▶ **What to produce**
Determine the number of lines that have the string "document" in them, and give only that number.

A run of records
»»

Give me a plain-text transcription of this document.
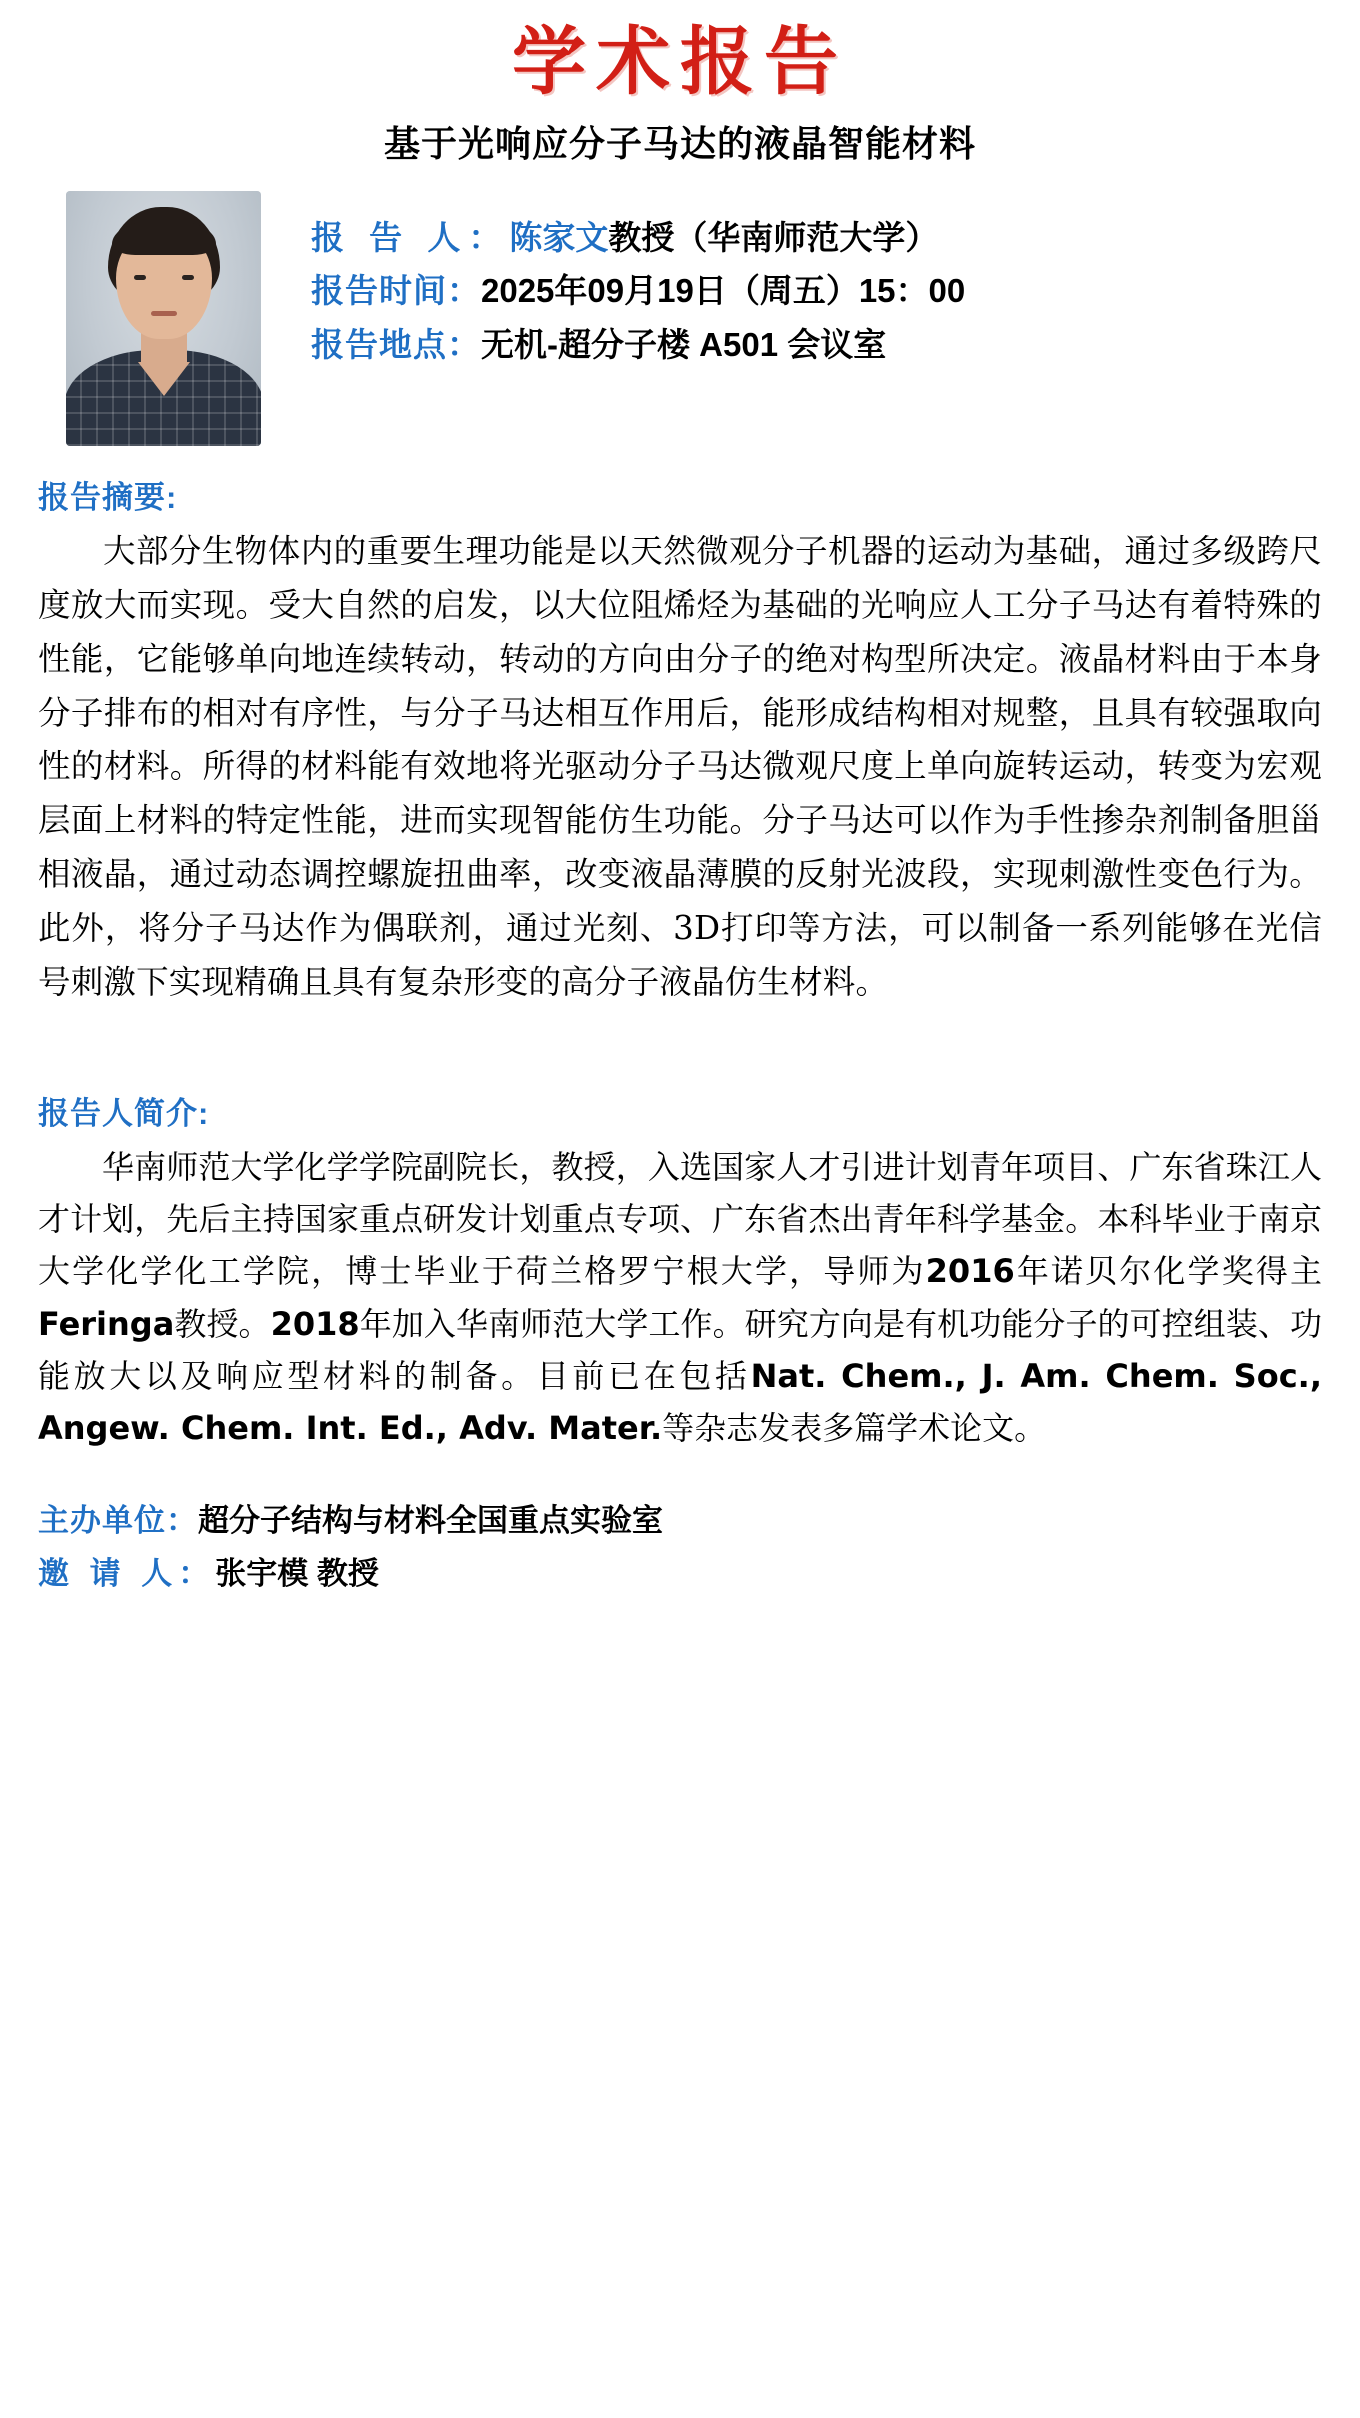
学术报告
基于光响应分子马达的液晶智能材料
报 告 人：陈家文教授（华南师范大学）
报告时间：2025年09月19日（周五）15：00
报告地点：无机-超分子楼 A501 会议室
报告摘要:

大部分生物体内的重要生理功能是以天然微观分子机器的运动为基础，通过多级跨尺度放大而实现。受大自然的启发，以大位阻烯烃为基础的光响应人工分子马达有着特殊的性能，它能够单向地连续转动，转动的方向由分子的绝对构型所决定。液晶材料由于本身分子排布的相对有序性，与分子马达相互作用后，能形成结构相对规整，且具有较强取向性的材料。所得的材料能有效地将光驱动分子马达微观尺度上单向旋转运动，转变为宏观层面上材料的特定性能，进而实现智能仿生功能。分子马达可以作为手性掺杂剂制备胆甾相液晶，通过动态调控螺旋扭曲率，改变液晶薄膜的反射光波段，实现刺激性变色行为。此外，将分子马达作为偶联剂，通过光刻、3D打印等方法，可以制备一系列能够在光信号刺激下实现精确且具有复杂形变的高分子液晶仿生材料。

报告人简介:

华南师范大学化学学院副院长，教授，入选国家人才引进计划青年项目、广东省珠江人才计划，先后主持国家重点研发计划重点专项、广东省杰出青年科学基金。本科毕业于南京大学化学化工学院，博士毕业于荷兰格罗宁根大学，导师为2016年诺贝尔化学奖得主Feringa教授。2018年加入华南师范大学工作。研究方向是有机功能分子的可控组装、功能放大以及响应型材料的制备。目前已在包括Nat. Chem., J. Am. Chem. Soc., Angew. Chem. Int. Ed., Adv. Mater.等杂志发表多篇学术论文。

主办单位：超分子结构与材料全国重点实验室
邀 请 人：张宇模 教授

««
»»

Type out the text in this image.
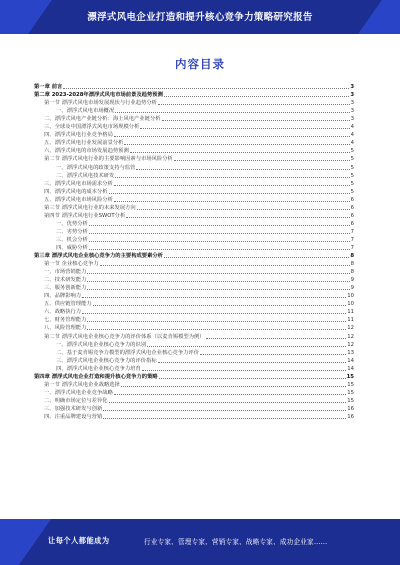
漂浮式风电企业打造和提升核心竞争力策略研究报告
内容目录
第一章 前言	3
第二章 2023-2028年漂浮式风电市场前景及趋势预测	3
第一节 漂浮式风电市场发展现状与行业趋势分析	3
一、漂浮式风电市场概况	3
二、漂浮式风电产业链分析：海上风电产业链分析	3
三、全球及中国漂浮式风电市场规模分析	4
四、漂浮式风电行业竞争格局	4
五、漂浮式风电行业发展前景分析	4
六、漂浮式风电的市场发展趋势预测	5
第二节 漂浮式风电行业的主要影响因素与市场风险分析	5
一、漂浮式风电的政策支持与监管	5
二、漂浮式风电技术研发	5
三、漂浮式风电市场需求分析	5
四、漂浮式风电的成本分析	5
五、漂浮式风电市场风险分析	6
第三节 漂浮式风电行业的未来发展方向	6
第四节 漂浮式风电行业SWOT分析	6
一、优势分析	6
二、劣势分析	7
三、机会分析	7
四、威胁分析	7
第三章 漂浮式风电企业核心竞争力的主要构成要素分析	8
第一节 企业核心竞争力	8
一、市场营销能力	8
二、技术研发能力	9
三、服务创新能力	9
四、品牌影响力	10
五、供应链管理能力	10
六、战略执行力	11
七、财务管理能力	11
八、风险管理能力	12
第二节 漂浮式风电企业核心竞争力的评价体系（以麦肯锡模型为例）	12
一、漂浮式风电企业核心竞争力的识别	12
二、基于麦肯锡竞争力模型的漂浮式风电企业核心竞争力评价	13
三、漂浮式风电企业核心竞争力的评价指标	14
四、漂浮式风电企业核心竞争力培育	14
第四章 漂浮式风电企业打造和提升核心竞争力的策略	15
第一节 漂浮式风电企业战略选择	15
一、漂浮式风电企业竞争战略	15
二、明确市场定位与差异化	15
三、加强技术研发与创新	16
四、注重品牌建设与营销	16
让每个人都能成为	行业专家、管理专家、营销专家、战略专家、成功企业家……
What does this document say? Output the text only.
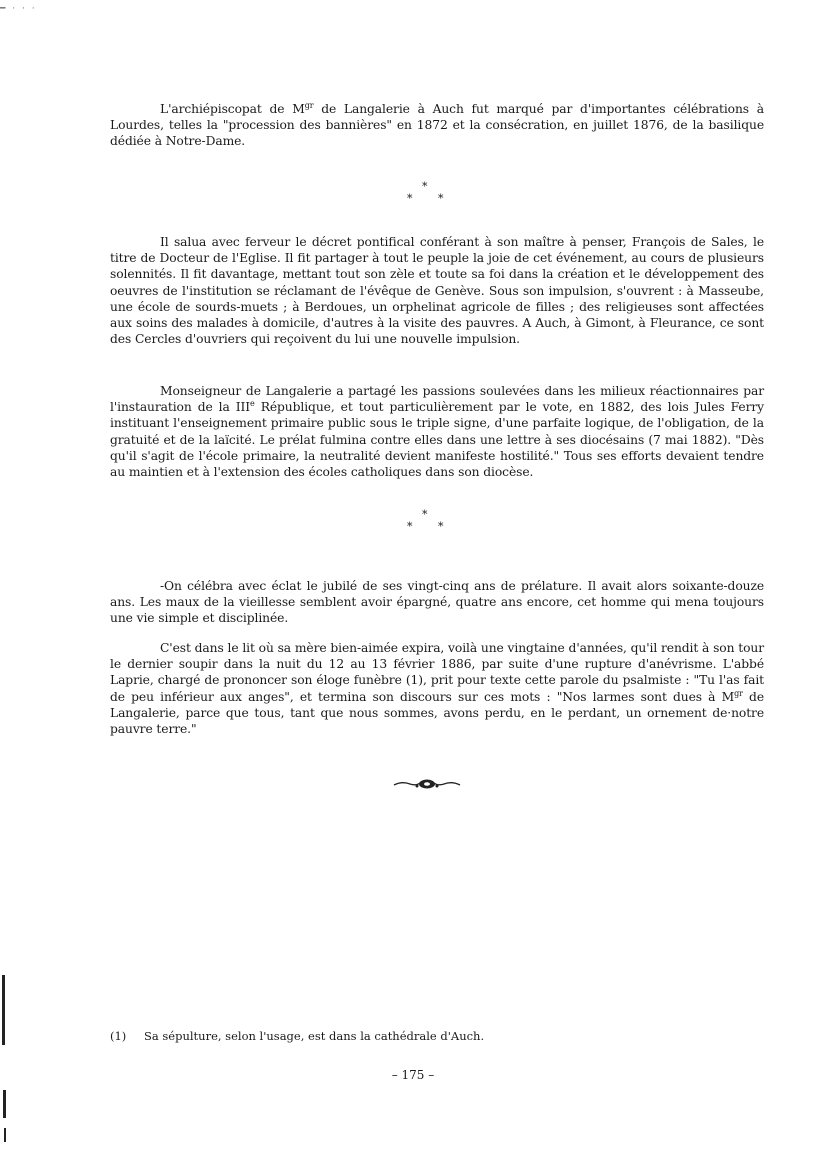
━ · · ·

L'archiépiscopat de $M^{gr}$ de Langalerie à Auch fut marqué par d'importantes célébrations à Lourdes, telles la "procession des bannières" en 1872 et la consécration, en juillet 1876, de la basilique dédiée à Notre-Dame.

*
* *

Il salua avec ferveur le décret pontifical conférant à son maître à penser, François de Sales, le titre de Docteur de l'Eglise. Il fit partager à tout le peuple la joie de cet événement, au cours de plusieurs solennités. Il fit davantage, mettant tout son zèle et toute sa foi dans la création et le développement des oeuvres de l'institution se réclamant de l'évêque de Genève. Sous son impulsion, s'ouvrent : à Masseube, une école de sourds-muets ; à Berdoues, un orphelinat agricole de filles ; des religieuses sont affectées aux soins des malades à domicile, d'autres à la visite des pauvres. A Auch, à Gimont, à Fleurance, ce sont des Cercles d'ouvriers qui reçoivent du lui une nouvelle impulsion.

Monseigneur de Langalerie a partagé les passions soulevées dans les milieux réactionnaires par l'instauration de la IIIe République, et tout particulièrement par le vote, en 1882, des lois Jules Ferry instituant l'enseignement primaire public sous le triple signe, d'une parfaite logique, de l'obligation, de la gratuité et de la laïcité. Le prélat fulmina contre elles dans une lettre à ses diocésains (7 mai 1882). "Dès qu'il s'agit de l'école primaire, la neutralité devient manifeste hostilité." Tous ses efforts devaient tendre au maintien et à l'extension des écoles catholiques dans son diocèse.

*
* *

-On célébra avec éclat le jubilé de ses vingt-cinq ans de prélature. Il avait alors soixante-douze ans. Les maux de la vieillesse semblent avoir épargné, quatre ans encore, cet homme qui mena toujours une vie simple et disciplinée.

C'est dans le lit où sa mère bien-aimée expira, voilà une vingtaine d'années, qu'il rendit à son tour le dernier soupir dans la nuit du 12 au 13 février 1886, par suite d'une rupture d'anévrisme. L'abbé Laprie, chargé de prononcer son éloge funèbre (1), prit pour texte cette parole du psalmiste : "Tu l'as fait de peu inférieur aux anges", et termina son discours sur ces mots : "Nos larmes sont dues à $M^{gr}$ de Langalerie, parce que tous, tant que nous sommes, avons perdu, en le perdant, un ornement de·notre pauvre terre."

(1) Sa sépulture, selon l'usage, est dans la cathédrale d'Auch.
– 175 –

««
»»

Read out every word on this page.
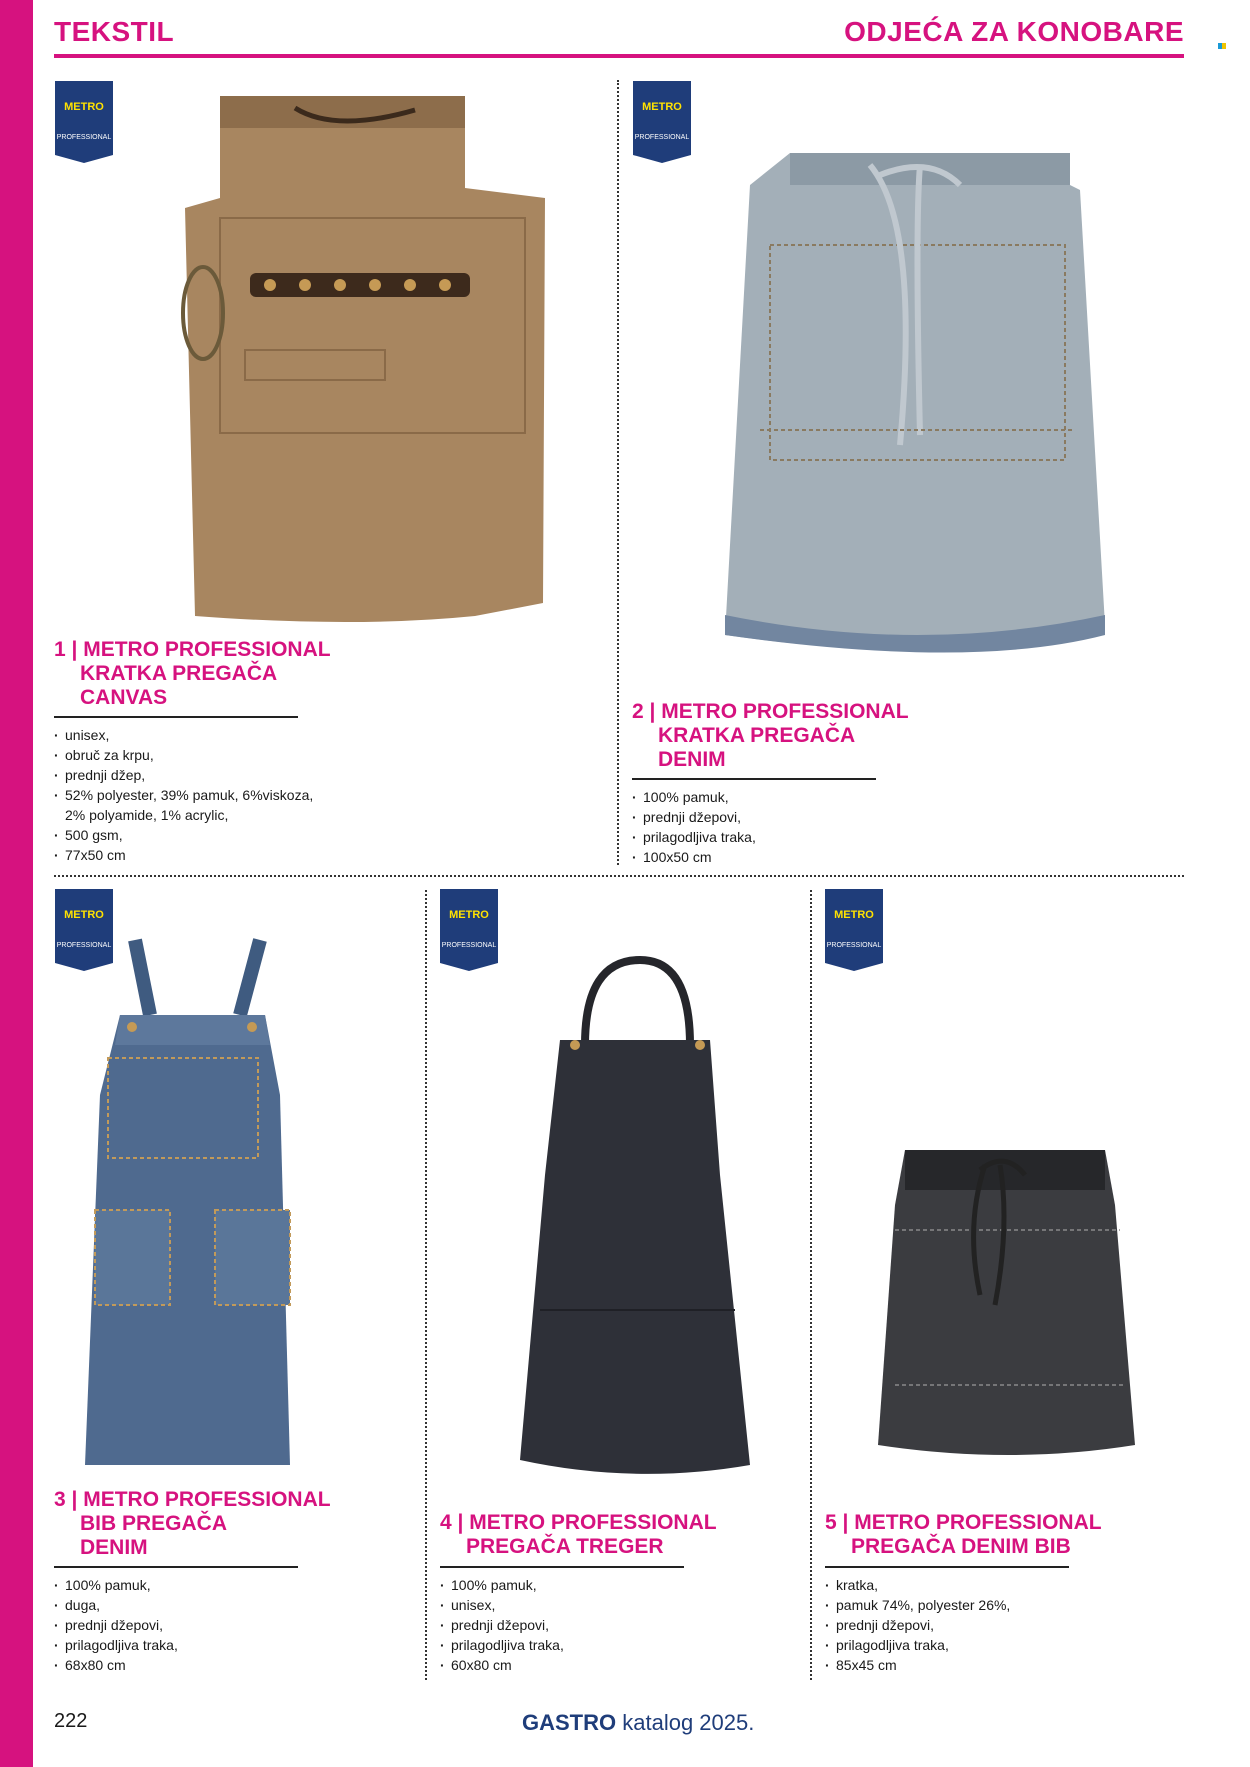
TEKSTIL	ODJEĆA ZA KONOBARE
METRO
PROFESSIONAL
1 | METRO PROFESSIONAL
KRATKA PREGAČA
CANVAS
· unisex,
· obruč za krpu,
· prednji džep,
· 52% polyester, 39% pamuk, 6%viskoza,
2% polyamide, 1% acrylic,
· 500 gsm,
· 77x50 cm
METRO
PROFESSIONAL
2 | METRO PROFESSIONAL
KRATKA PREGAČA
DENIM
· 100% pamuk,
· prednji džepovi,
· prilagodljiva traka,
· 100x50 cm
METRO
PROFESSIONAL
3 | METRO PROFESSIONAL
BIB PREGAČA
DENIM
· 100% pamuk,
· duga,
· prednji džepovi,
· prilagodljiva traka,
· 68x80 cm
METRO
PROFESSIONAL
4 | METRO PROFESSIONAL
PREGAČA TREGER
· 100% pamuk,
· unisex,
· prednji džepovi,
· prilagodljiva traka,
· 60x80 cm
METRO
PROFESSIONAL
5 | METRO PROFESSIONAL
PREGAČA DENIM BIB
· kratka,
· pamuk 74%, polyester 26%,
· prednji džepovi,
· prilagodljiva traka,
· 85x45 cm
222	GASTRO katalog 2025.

««

▶ **Completed exercise**
2